*** Records to process ***

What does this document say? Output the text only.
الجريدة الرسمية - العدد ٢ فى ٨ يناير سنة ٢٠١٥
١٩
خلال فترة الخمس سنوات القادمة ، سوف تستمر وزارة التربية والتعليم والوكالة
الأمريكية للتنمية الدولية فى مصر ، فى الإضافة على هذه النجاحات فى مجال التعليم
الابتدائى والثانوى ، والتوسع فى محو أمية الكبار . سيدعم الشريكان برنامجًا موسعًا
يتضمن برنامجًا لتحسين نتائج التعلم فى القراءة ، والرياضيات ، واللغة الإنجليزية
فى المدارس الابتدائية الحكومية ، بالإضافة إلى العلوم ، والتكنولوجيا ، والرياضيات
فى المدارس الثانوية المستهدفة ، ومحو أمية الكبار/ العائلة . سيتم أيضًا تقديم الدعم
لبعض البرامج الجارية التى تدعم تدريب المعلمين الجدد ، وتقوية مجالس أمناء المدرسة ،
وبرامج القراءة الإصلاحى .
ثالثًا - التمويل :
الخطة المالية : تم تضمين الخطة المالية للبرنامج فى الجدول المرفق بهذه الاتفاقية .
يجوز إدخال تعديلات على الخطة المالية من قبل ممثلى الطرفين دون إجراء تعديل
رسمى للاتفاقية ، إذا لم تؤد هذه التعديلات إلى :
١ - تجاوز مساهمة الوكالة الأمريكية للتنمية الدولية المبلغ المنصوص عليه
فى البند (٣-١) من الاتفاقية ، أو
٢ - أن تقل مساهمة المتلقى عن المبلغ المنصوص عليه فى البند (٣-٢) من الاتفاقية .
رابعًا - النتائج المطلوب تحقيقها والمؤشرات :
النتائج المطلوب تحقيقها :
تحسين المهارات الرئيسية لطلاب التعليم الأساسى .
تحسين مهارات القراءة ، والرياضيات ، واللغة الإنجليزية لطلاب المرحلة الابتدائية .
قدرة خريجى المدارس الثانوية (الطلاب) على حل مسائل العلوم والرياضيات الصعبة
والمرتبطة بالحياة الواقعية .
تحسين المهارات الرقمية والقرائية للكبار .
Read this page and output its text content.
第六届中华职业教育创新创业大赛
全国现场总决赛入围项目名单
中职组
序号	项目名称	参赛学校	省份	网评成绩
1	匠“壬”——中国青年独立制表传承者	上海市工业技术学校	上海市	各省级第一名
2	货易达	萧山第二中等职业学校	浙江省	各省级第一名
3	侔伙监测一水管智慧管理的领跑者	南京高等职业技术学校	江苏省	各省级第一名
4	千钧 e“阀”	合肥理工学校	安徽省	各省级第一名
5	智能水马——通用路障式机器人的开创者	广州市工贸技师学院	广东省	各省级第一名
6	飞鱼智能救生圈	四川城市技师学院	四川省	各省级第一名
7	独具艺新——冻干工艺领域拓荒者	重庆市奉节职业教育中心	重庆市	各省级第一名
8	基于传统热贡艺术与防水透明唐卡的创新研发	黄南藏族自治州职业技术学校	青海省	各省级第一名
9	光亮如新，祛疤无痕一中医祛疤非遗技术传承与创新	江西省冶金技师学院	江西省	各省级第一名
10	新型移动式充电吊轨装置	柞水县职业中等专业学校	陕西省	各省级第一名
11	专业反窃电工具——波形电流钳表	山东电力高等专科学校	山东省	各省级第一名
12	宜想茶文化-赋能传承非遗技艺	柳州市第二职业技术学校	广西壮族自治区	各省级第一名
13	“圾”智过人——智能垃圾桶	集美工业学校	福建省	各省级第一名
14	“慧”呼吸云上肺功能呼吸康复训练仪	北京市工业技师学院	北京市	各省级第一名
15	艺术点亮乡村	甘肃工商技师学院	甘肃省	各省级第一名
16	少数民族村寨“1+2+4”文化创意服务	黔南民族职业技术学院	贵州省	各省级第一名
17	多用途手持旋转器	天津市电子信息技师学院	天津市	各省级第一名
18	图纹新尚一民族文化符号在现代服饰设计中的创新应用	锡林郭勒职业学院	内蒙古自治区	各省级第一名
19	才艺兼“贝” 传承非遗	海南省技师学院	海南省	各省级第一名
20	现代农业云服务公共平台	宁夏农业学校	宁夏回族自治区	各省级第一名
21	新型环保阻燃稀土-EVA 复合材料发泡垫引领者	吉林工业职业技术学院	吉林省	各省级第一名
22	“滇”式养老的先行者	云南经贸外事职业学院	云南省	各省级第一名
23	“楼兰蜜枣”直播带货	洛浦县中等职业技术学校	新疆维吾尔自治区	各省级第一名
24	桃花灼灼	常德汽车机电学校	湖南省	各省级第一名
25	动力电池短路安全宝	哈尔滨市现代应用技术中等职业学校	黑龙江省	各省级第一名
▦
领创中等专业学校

***

Restate every line of the data word for word.

What does this document say? Output the text only.
الجريدة الرسمية - العدد ٢ فى ٨ يناير سنة ٢٠١٥
١٩
خلال فترة الخمس سنوات القادمة ، سوف تستمر وزارة التربية والتعليم والوكالة
الأمريكية للتنمية الدولية فى مصر ، فى الإضافة على هذه النجاحات فى مجال التعليم
الابتدائى والثانوى ، والتوسع فى محو أمية الكبار . سيدعم الشريكان برنامجًا موسعًا
يتضمن برنامجًا لتحسين نتائج التعلم فى القراءة ، والرياضيات ، واللغة الإنجليزية
فى المدارس الابتدائية الحكومية ، بالإضافة إلى العلوم ، والتكنولوجيا ، والرياضيات
فى المدارس الثانوية المستهدفة ، ومحو أمية الكبار/ العائلة . سيتم أيضًا تقديم الدعم
لبعض البرامج الجارية التى تدعم تدريب المعلمين الجدد ، وتقوية مجالس أمناء المدرسة ،
وبرامج القراءة الإصلاحى .
ثالثًا - التمويل :
الخطة المالية : تم تضمين الخطة المالية للبرنامج فى الجدول المرفق بهذه الاتفاقية .
يجوز إدخال تعديلات على الخطة المالية من قبل ممثلى الطرفين دون إجراء تعديل
رسمى للاتفاقية ، إذا لم تؤد هذه التعديلات إلى :
١ - تجاوز مساهمة الوكالة الأمريكية للتنمية الدولية المبلغ المنصوص عليه
فى البند (٣-١) من الاتفاقية ، أو
٢ - أن تقل مساهمة المتلقى عن المبلغ المنصوص عليه فى البند (٣-٢) من الاتفاقية .
رابعًا - النتائج المطلوب تحقيقها والمؤشرات :
النتائج المطلوب تحقيقها :
تحسين المهارات الرئيسية لطلاب التعليم الأساسى .
تحسين مهارات القراءة ، والرياضيات ، واللغة الإنجليزية لطلاب المرحلة الابتدائية .
قدرة خريجى المدارس الثانوية (الطلاب) على حل مسائل العلوم والرياضيات الصعبة
والمرتبطة بالحياة الواقعية .
تحسين المهارات الرقمية والقرائية للكبار .
Read this page and output its text content.
第六届中华职业教育创新创业大赛
全国现场总决赛入围项目名单
中职组
序号	项目名称	参赛学校	省份	网评成绩
1	匠“壬”——中国青年独立制表传承者	上海市工业技术学校	上海市	各省级第一名
2	货易达	萧山第二中等职业学校	浙江省	各省级第一名
3	侔伙监测一水管智慧管理的领跑者	南京高等职业技术学校	江苏省	各省级第一名
4	千钧 e“阀”	合肥理工学校	安徽省	各省级第一名
5	智能水马——通用路障式机器人的开创者	广州市工贸技师学院	广东省	各省级第一名
6	飞鱼智能救生圈	四川城市技师学院	四川省	各省级第一名
7	独具艺新——冻干工艺领域拓荒者	重庆市奉节职业教育中心	重庆市	各省级第一名
8	基于传统热贡艺术与防水透明唐卡的创新研发	黄南藏族自治州职业技术学校	青海省	各省级第一名
9	光亮如新，祛疤无痕一中医祛疤非遗技术传承与创新	江西省冶金技师学院	江西省	各省级第一名
10	新型移动式充电吊轨装置	柞水县职业中等专业学校	陕西省	各省级第一名
11	专业反窃电工具——波形电流钳表	山东电力高等专科学校	山东省	各省级第一名
12	宜想茶文化-赋能传承非遗技艺	柳州市第二职业技术学校	广西壮族自治区	各省级第一名
13	“圾”智过人——智能垃圾桶	集美工业学校	福建省	各省级第一名
14	“慧”呼吸云上肺功能呼吸康复训练仪	北京市工业技师学院	北京市	各省级第一名
15	艺术点亮乡村	甘肃工商技师学院	甘肃省	各省级第一名
16	少数民族村寨“1+2+4”文化创意服务	黔南民族职业技术学院	贵州省	各省级第一名
17	多用途手持旋转器	天津市电子信息技师学院	天津市	各省级第一名
18	图纹新尚一民族文化符号在现代服饰设计中的创新应用	锡林郭勒职业学院	内蒙古自治区	各省级第一名
19	才艺兼“贝” 传承非遗	海南省技师学院	海南省	各省级第一名
20	现代农业云服务公共平台	宁夏农业学校	宁夏回族自治区	各省级第一名
21	新型环保阻燃稀土-EVA 复合材料发泡垫引领者	吉林工业职业技术学院	吉林省	各省级第一名
22	“滇”式养老的先行者	云南经贸外事职业学院	云南省	各省级第一名
23	“楼兰蜜枣”直播带货	洛浦县中等职业技术学校	新疆维吾尔自治区	各省级第一名
24	桃花灼灼	常德汽车机电学校	湖南省	各省级第一名
25	动力电池短路安全宝	哈尔滨市现代应用技术中等职业学校	黑龙江省	各省级第一名
▦
领创中等专业学校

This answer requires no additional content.